YOUR INSTRUCTIONS :: Omit every picture and write out the rest of the records exactly.

EXCERPTED RECORDS ::

[Start]

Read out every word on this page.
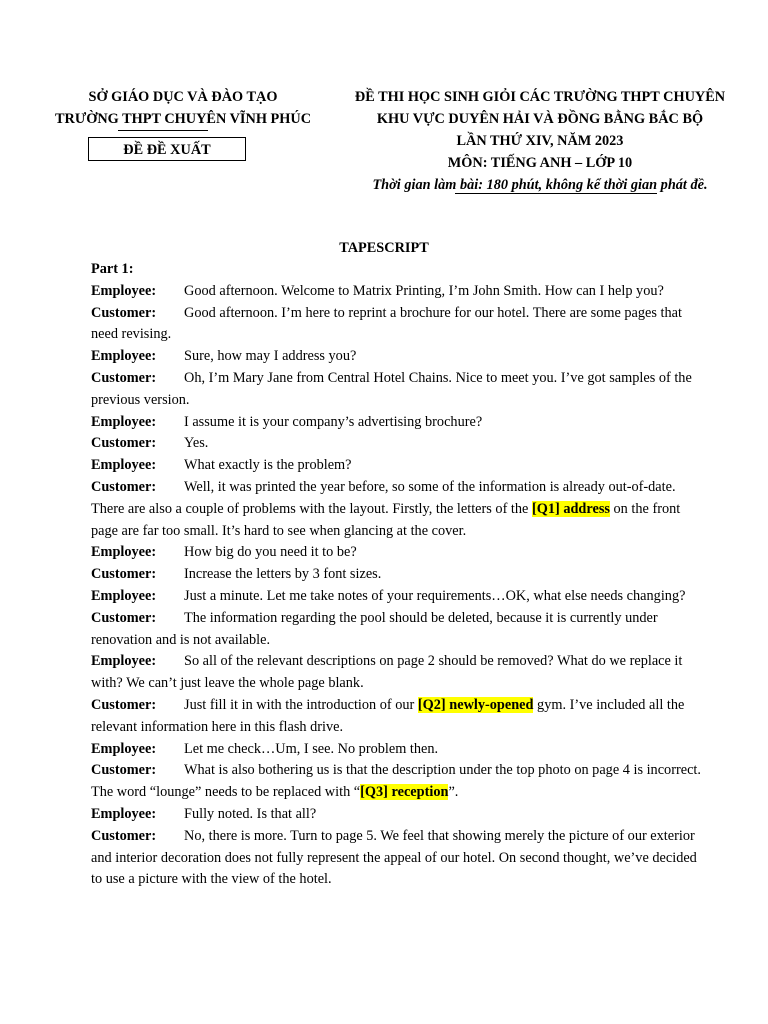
SỞ GIÁO DỤC VÀ ĐÀO TẠO
TRƯỜNG THPT CHUYÊN VĨNH PHÚC
ĐỀ ĐỀ XUẤT
ĐỀ THI HỌC SINH GIỎI CÁC TRƯỜNG THPT CHUYÊN
KHU VỰC DUYÊN HẢI VÀ ĐỒNG BẰNG BẮC BỘ
LẦN THỨ XIV, NĂM 2023
MÔN: TIẾNG ANH – LỚP 10
Thời gian làm bài: 180 phút, không kể thời gian phát đề.
TAPESCRIPT

Part 1:

Employee: Good afternoon. Welcome to Matrix Printing, I’m John Smith. How can I help you?

Customer: Good afternoon. I’m here to reprint a brochure for our hotel. There are some pages that need revising.

Employee: Sure, how may I address you?

Customer: Oh, I’m Mary Jane from Central Hotel Chains. Nice to meet you. I’ve got samples of the previous version.

Employee: I assume it is your company’s advertising brochure?

Customer: Yes.

Employee: What exactly is the problem?

Customer: Well, it was printed the year before, so some of the information is already out-of-date. There are also a couple of problems with the layout. Firstly, the letters of the [Q1] address on the front page are far too small. It’s hard to see when glancing at the cover.

Employee: How big do you need it to be?

Customer: Increase the letters by 3 font sizes.

Employee: Just a minute. Let me take notes of your requirements…OK, what else needs changing?

Customer: The information regarding the pool should be deleted, because it is currently under renovation and is not available.

Employee: So all of the relevant descriptions on page 2 should be removed? What do we replace it with? We can’t just leave the whole page blank.

Customer: Just fill it in with the introduction of our [Q2] newly-opened gym. I’ve included all the relevant information here in this flash drive.

Employee: Let me check…Um, I see. No problem then.

Customer: What is also bothering us is that the description under the top photo on page 4 is incorrect. The word “lounge” needs to be replaced with “[Q3] reception”.

Employee: Fully noted. Is that all?

Customer: No, there is more. Turn to page 5. We feel that showing merely the picture of our exterior and interior decoration does not fully represent the appeal of our hotel. On second thought, we’ve decided to use a picture with the view of the hotel.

[End]

ANSWER TO THE EXERCISE ::
Read out every word on this page.
SỞ GIÁO DỤC VÀ ĐÀO TẠO
TRƯỜNG THPT CHUYÊN VĨNH PHÚC
ĐỀ ĐỀ XUẤT
ĐỀ THI HỌC SINH GIỎI CÁC TRƯỜNG THPT CHUYÊN
KHU VỰC DUYÊN HẢI VÀ ĐỒNG BẰNG BẮC BỘ
LẦN THỨ XIV, NĂM 2023
MÔN: TIẾNG ANH – LỚP 10
Thời gian làm bài: 180 phút, không kể thời gian phát đề.
TAPESCRIPT

Part 1:

Employee: Good afternoon. Welcome to Matrix Printing, I’m John Smith. How can I help you?

Customer: Good afternoon. I’m here to reprint a brochure for our hotel. There are some pages that need revising.

Employee: Sure, how may I address you?

Customer: Oh, I’m Mary Jane from Central Hotel Chains. Nice to meet you. I’ve got samples of the previous version.

Employee: I assume it is your company’s advertising brochure?

Customer: Yes.

Employee: What exactly is the problem?

Customer: Well, it was printed the year before, so some of the information is already out-of-date. There are also a couple of problems with the layout. Firstly, the letters of the [Q1] address on the front page are far too small. It’s hard to see when glancing at the cover.

Employee: How big do you need it to be?

Customer: Increase the letters by 3 font sizes.

Employee: Just a minute. Let me take notes of your requirements…OK, what else needs changing?

Customer: The information regarding the pool should be deleted, because it is currently under renovation and is not available.

Employee: So all of the relevant descriptions on page 2 should be removed? What do we replace it with? We can’t just leave the whole page blank.

Customer: Just fill it in with the introduction of our [Q2] newly-opened gym. I’ve included all the relevant information here in this flash drive.

Employee: Let me check…Um, I see. No problem then.

Customer: What is also bothering us is that the description under the top photo on page 4 is incorrect. The word “lounge” needs to be replaced with “[Q3] reception”.

Employee: Fully noted. Is that all?

Customer: No, there is more. Turn to page 5. We feel that showing merely the picture of our exterior and interior decoration does not fully represent the appeal of our hotel. On second thought, we’ve decided to use a picture with the view of the hotel.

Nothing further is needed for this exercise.